[Daftar Tugas]
[a] Tulis ulang secara lebih ringkas paragraf yang diawali "Kemiskinan, misalnya," dari artikel tentang pelantikan kepala daerah, dengan tetap mempertahankan fakta-fakta utamanya.
[b] Menurut artikel tentang pelantikan kepala daerah, apa warna pakaian dinas upacara yang dikenakan para kepala daerah saat dilantik?
[c] Lanjutkan artikel tentang pelantikan kepala daerah hasil Pilkada 2024 mulai setelah kalimat terakhirnya.

[Artikel]

►

Sejumlah kepala daerah yang terpilih pada Pilkada 2024 resmi dilantik pada Kamis (20/2) , dengan mengenakan pakaian dinas upacara berwarna putih. Warna putih ini bukan sekadar simbol, melainkan harapan masyarakat akan kepemimpinan yang segar dan bersih.
Pelantikan ini menandai transisi dari janji-janji kampanye ke realitas kepemimpinan. Setelah resmi dilantik, kepala daerah tidak lagi bergerak dalam dunia citra, melainkan menghadapi tantangan nyata. Bisa jadi, beberapa dari mereka terpilih karena keberhasilan membangun citra di media sosial. Namun, kini mereka harus menyadari bahwa tugas utama mereka bukan lagi sekadar menarik perhatian publik, tetapi menghadirkan solusi nyata bagi masyarakat.

Kemiskinan, misalnya, tidak dapat diatasi hanya dengan aksi simbolis membagikan uang kepada lansia di pinggir jalan yang disorot kamera. Masalah ini memerlukan kebijakan struktural yang mampu menyelesaikan akar permasalahannya. Saat kampanye, “ruang kamuflase” memungkinkan para calon kepala daerah untuk membentuk citra ideal melalui konten yang mengundang simpati. Namun kini, layar kamera telah mati. Masyarakat tidak lagi melihat mereka sebagai aktor dalam drama politik, tetapi sebagai pemimpin yang bertanggung jawab.

◄

[Data yang Diberikan]
►

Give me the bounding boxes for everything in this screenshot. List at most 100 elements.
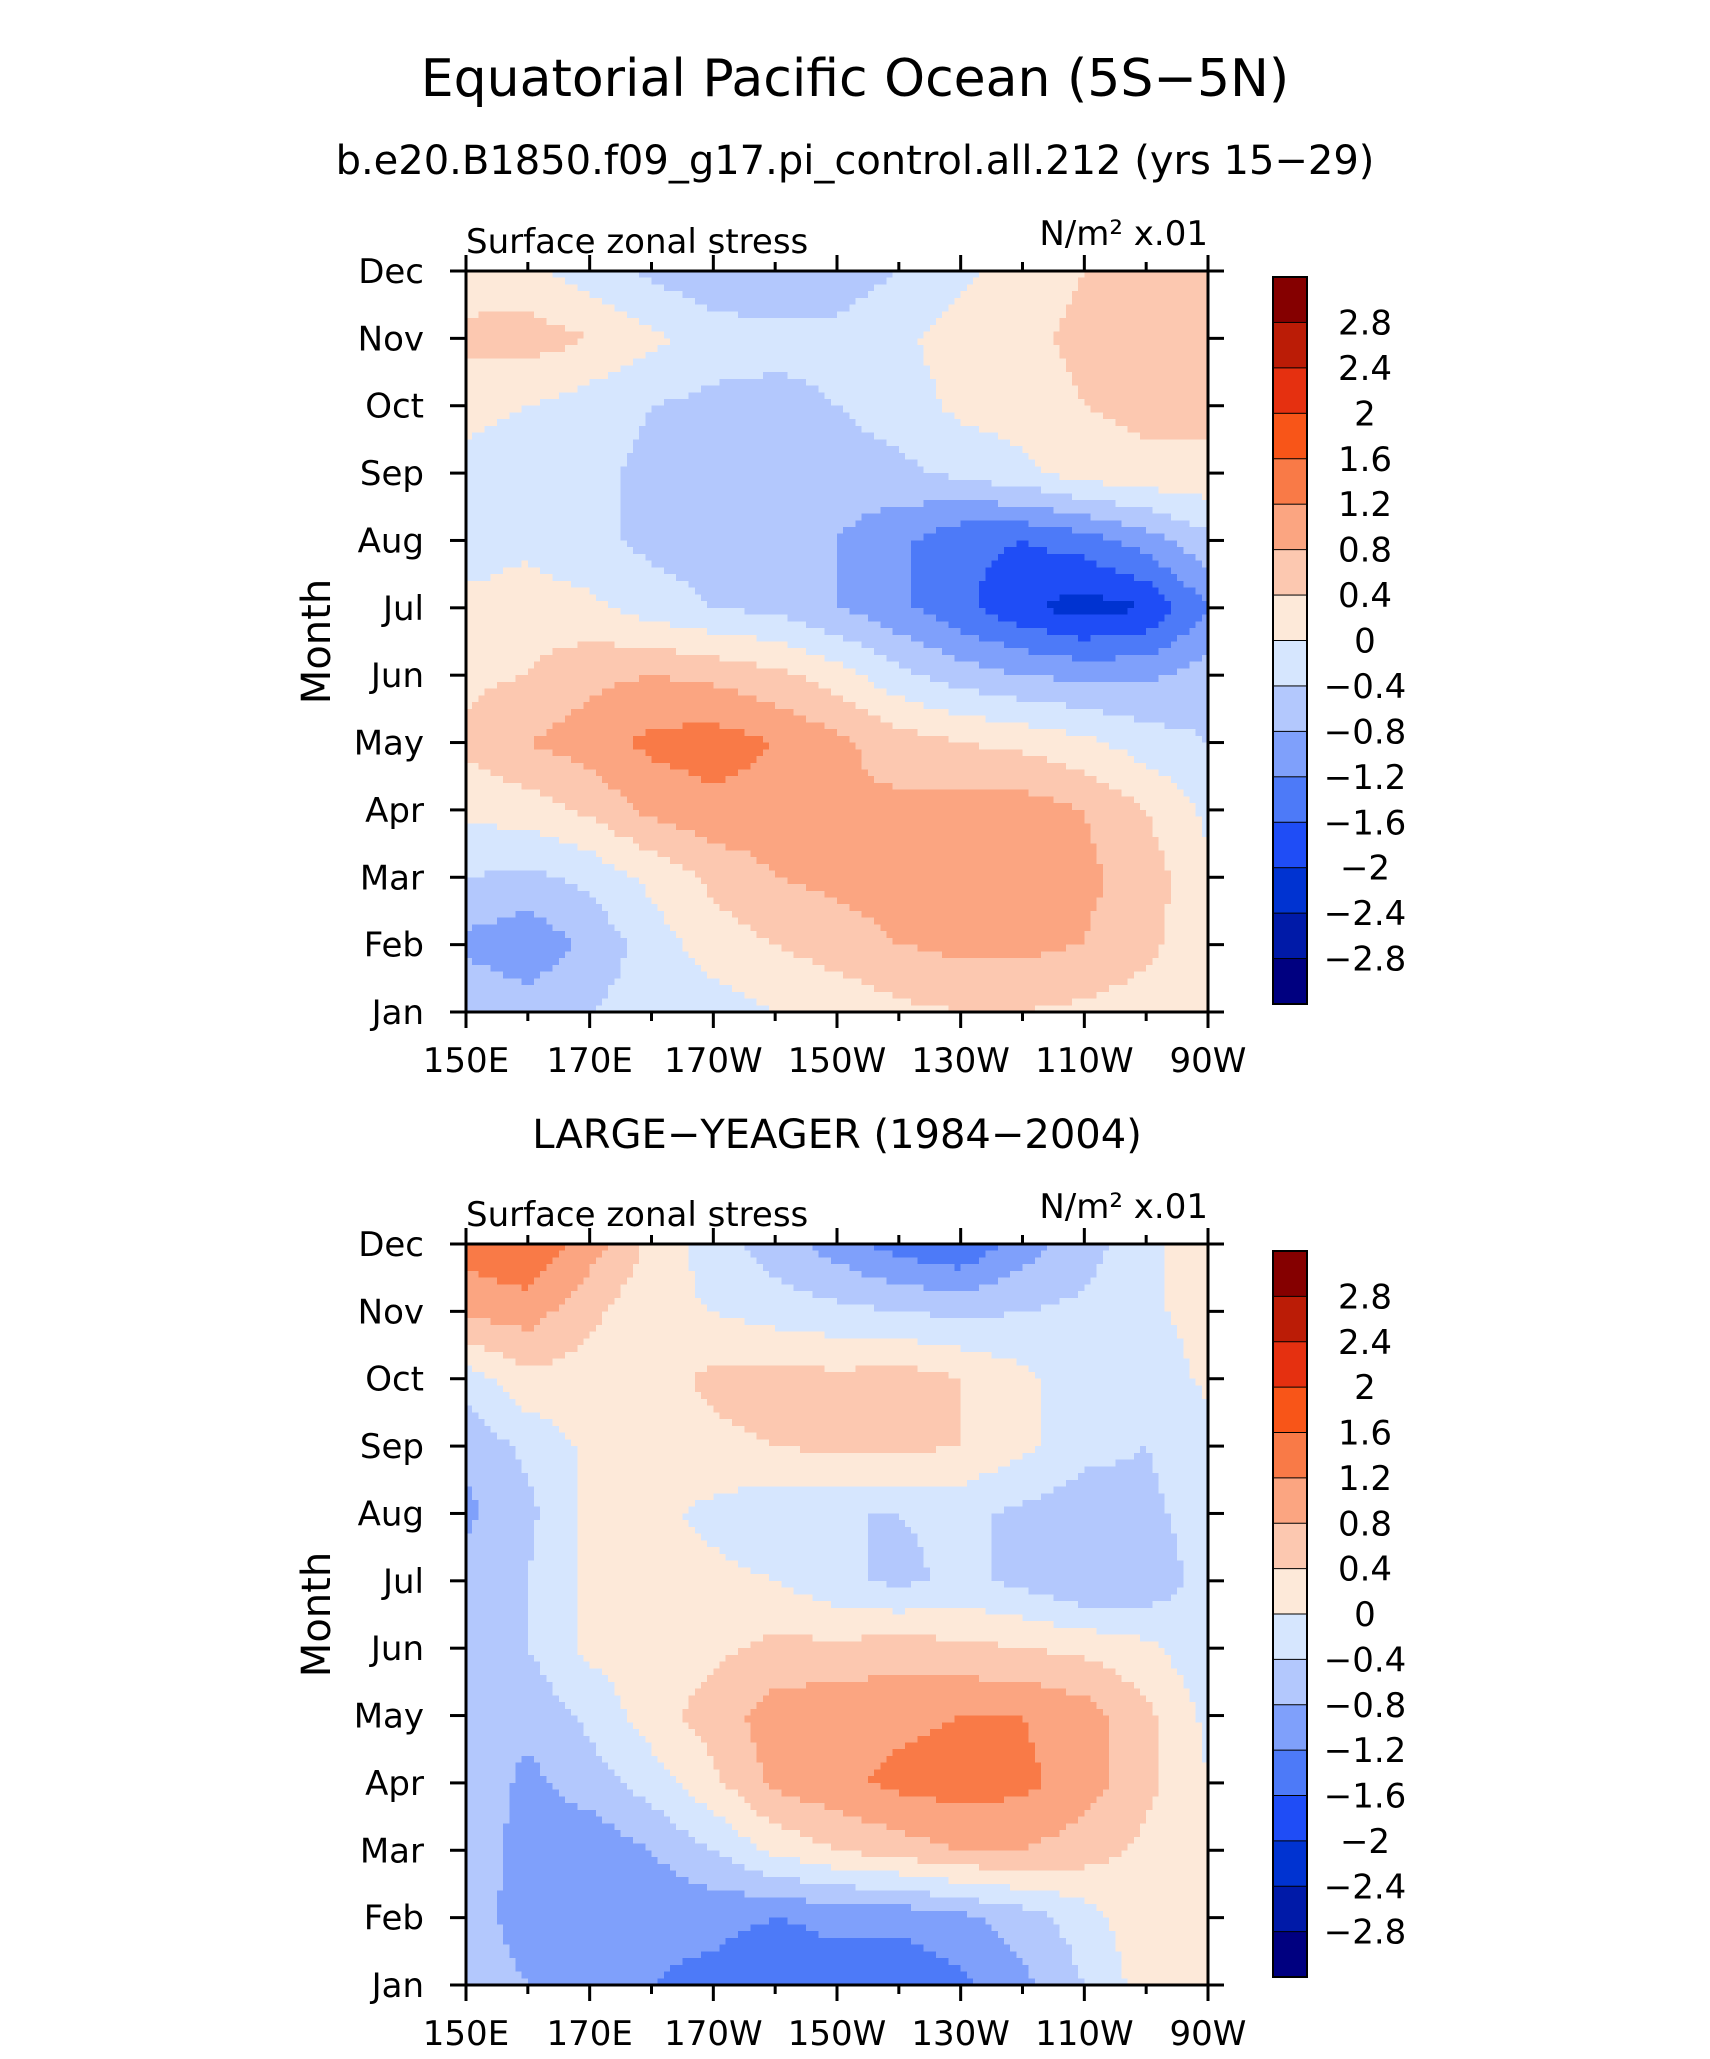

◄

[Hasil Latihan]
[a] Kemiskinan tidak bisa diatasi dengan aksi simbolis seperti membagikan uang kepada lansia di depan kamera, melainkan membutuhkan kebijakan struktural yang menyentuh akar masalahnya. Saat kampanye, "ruang kamuflase" memberi calon kepala daerah kesempatan membangun citra ideal lewat konten yang mengundang simpati. Kini layar kamera telah mati, dan masyarakat memandang mereka sebagai pemimpin yang bertanggung jawab, bukan aktor dalam drama politik.

[b] Warnanya putih.

[c]
Para kepala daerah harus beralih dari sekadar berbagi senyum di depan kamera menjadi berbagi visi dengan warga. Dari sekadar berpura-pura turun ke gorong-gorong menjadi menciptakan sistem drainase yang efektif. Ketika jalan berlubang, masyarakat membutuhkan perbaikan infrastruktur, bukan sekadar konten seseorang yang mengangkat sekarung pasir. Saat banjir melanda, mereka memerlukan solusi penanganan banjir yang sistematis, bukan video dramatis dari lokasi bencana.
Dari “Like” ke Legacy
Setelah dilantik, kepala daerah menjadi pengelola ruang publik. Mengelola ruang publik tidak cukup dengan mengisinya dengan konten menarik demi mendapatkan ribuan “like” di media sosial. Mereka harus menghadirkan kebijakan yang membawa kesejahteraan nyata bagi masyarakat. Ruang publik bukan sekadar panggung pencitraan, melainkan arena aksi dan pelayanan.
Jika mereka tetap bertahan dalam dunia pencitraan, mereka akan terjebak oleh realitas yang terus mengejar. Masyarakat kini tidak lagi peduli dengan jumlah pengikut atau jumlah “like” di media sosial. Yang mereka ingin tahu adalah berapa kilometer jalan yang dibangun, berapa banyak lapangan kerja yang tercipta, dan berapa warga yang berhasil keluar dari jerat kemiskinan.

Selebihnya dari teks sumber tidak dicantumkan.